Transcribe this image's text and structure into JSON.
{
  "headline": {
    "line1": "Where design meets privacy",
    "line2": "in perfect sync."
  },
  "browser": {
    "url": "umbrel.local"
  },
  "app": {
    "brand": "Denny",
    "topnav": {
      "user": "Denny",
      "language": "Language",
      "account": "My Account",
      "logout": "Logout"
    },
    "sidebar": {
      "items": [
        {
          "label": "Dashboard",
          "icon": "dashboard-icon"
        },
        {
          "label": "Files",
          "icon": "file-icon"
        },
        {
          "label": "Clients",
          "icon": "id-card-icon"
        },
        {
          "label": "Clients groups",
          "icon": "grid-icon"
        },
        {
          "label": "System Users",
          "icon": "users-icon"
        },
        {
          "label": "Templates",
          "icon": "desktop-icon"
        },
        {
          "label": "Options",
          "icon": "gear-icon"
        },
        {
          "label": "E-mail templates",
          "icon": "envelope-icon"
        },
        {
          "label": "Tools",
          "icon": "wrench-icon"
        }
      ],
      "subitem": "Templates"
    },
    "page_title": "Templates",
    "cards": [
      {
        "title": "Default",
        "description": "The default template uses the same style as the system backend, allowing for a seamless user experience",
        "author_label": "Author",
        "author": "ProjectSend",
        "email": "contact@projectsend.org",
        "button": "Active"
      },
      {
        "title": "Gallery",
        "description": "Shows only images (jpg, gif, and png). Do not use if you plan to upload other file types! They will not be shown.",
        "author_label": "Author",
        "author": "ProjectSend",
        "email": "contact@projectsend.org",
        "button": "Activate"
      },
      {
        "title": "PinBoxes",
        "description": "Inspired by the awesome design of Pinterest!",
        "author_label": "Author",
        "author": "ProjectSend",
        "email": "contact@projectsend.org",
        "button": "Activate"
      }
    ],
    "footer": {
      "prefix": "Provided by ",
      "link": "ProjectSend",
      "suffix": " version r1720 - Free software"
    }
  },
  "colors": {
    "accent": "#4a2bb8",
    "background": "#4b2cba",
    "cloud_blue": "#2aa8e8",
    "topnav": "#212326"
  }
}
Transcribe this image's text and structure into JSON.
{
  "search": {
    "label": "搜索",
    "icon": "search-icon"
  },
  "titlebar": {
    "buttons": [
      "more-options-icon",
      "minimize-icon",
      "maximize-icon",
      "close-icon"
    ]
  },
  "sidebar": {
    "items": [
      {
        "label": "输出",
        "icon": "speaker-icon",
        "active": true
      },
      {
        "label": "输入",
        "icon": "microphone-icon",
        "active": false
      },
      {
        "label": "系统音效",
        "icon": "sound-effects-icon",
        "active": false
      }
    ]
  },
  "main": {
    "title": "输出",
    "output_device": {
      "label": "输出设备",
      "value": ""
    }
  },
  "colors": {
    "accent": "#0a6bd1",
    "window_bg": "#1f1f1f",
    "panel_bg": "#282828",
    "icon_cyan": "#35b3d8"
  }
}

STATED PROBLEM -
Without leaving anything out, quote all the data.

REPLY TO THE EXERCISE -
Transcribe this image's text and structure into JSON.
{
  "headline": {
    "line1": "Where design meets privacy",
    "line2": "in perfect sync."
  },
  "browser": {
    "url": "umbrel.local"
  },
  "app": {
    "brand": "Denny",
    "topnav": {
      "user": "Denny",
      "language": "Language",
      "account": "My Account",
      "logout": "Logout"
    },
    "sidebar": {
      "items": [
        {
          "label": "Dashboard",
          "icon": "dashboard-icon"
        },
        {
          "label": "Files",
          "icon": "file-icon"
        },
        {
          "label": "Clients",
          "icon": "id-card-icon"
        },
        {
          "label": "Clients groups",
          "icon": "grid-icon"
        },
        {
          "label": "System Users",
          "icon": "users-icon"
        },
        {
          "label": "Templates",
          "icon": "desktop-icon"
        },
        {
          "label": "Options",
          "icon": "gear-icon"
        },
        {
          "label": "E-mail templates",
          "icon": "envelope-icon"
        },
        {
          "label": "Tools",
          "icon": "wrench-icon"
        }
      ],
      "subitem": "Templates"
    },
    "page_title": "Templates",
    "cards": [
      {
        "title": "Default",
        "description": "The default template uses the same style as the system backend, allowing for a seamless user experience",
        "author_label": "Author",
        "author": "ProjectSend",
        "email": "contact@projectsend.org",
        "button": "Active"
      },
      {
        "title": "Gallery",
        "description": "Shows only images (jpg, gif, and png). Do not use if you plan to upload other file types! They will not be shown.",
        "author_label": "Author",
        "author": "ProjectSend",
        "email": "contact@projectsend.org",
        "button": "Activate"
      },
      {
        "title": "PinBoxes",
        "description": "Inspired by the awesome design of Pinterest!",
        "author_label": "Author",
        "author": "ProjectSend",
        "email": "contact@projectsend.org",
        "button": "Activate"
      }
    ],
    "footer": {
      "prefix": "Provided by ",
      "link": "ProjectSend",
      "suffix": " version r1720 - Free software"
    }
  },
  "colors": {
    "accent": "#4a2bb8",
    "background": "#4b2cba",
    "cloud_blue": "#2aa8e8",
    "topnav": "#212326"
  }
}
Transcribe this image's text and structure into JSON.
{
  "search": {
    "label": "搜索",
    "icon": "search-icon"
  },
  "titlebar": {
    "buttons": [
      "more-options-icon",
      "minimize-icon",
      "maximize-icon",
      "close-icon"
    ]
  },
  "sidebar": {
    "items": [
      {
        "label": "输出",
        "icon": "speaker-icon",
        "active": true
      },
      {
        "label": "输入",
        "icon": "microphone-icon",
        "active": false
      },
      {
        "label": "系统音效",
        "icon": "sound-effects-icon",
        "active": false
      }
    ]
  },
  "main": {
    "title": "输出",
    "output_device": {
      "label": "输出设备",
      "value": ""
    }
  },
  "colors": {
    "accent": "#0a6bd1",
    "window_bg": "#1f1f1f",
    "panel_bg": "#282828",
    "icon_cyan": "#35b3d8"
  }
}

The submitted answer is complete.